[Entries taken from a collection]
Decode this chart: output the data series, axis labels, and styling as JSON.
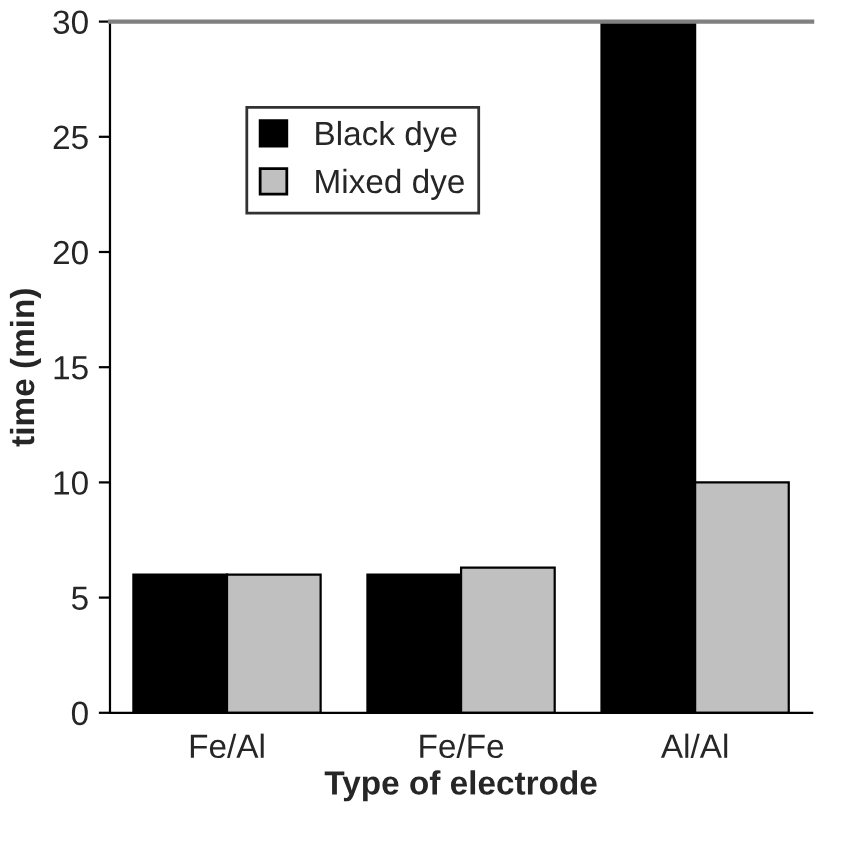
{
  "chart_data": {
    "type": "bar",
    "xlabel": "Type of electrode",
    "ylabel": "time (min)",
    "categories": [
      "Fe/Al",
      "Fe/Fe",
      "Al/Al"
    ],
    "series": [
      {
        "name": "Black dye",
        "color": "#000000",
        "values": [
          6,
          6,
          30
        ]
      },
      {
        "name": "Mixed dye",
        "color": "#c0c0c0",
        "values": [
          6,
          6.3,
          10
        ]
      }
    ],
    "ylim": [
      0,
      30
    ],
    "yticks": [
      0,
      5,
      10,
      15,
      20,
      25,
      30
    ],
    "grid": false,
    "legend": "top"
  }
}
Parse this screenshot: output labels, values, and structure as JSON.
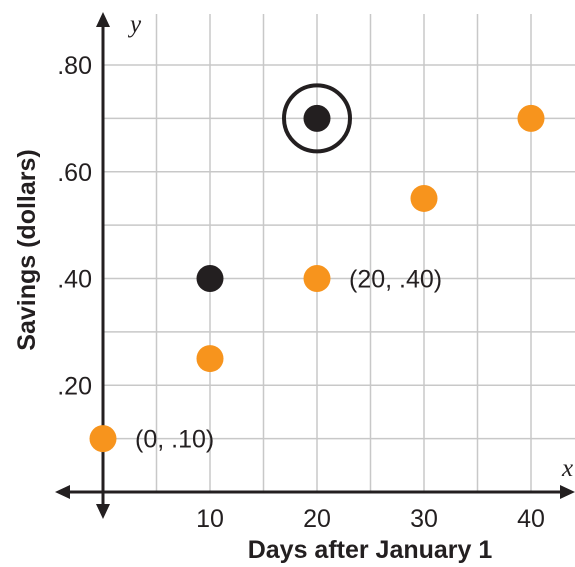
{
  "chart_data": {
    "type": "scatter",
    "title": "",
    "xlabel": "Days after January 1",
    "ylabel": "Savings (dollars)",
    "x_axis_letter": "x",
    "y_axis_letter": "y",
    "xlim": [
      0,
      45
    ],
    "ylim": [
      0,
      0.8
    ],
    "x_ticks": [
      10,
      20,
      30,
      40
    ],
    "x_tick_labels": [
      "10",
      "20",
      "30",
      "40"
    ],
    "y_ticks": [
      0.2,
      0.4,
      0.6,
      0.8
    ],
    "y_tick_labels": [
      ".20",
      ".40",
      ".60",
      ".80"
    ],
    "grid": true,
    "series": [
      {
        "color": "#f7941d",
        "points": [
          {
            "x": 0,
            "y": 0.1
          },
          {
            "x": 10,
            "y": 0.25
          },
          {
            "x": 20,
            "y": 0.4
          },
          {
            "x": 30,
            "y": 0.55
          },
          {
            "x": 40,
            "y": 0.7
          }
        ]
      },
      {
        "color": "#231f20",
        "points": [
          {
            "x": 10,
            "y": 0.4
          },
          {
            "x": 20,
            "y": 0.7
          }
        ]
      }
    ],
    "highlight": {
      "x": 20,
      "y": 0.7,
      "style": "circled"
    },
    "annotations": [
      {
        "text": "(0, .10)",
        "x": 0,
        "y": 0.1
      },
      {
        "text": "(20, .40)",
        "x": 20,
        "y": 0.4
      }
    ]
  }
}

What the exercise asks →
Work out how many lines above contain the word "this". Give only the number.

Task output →
2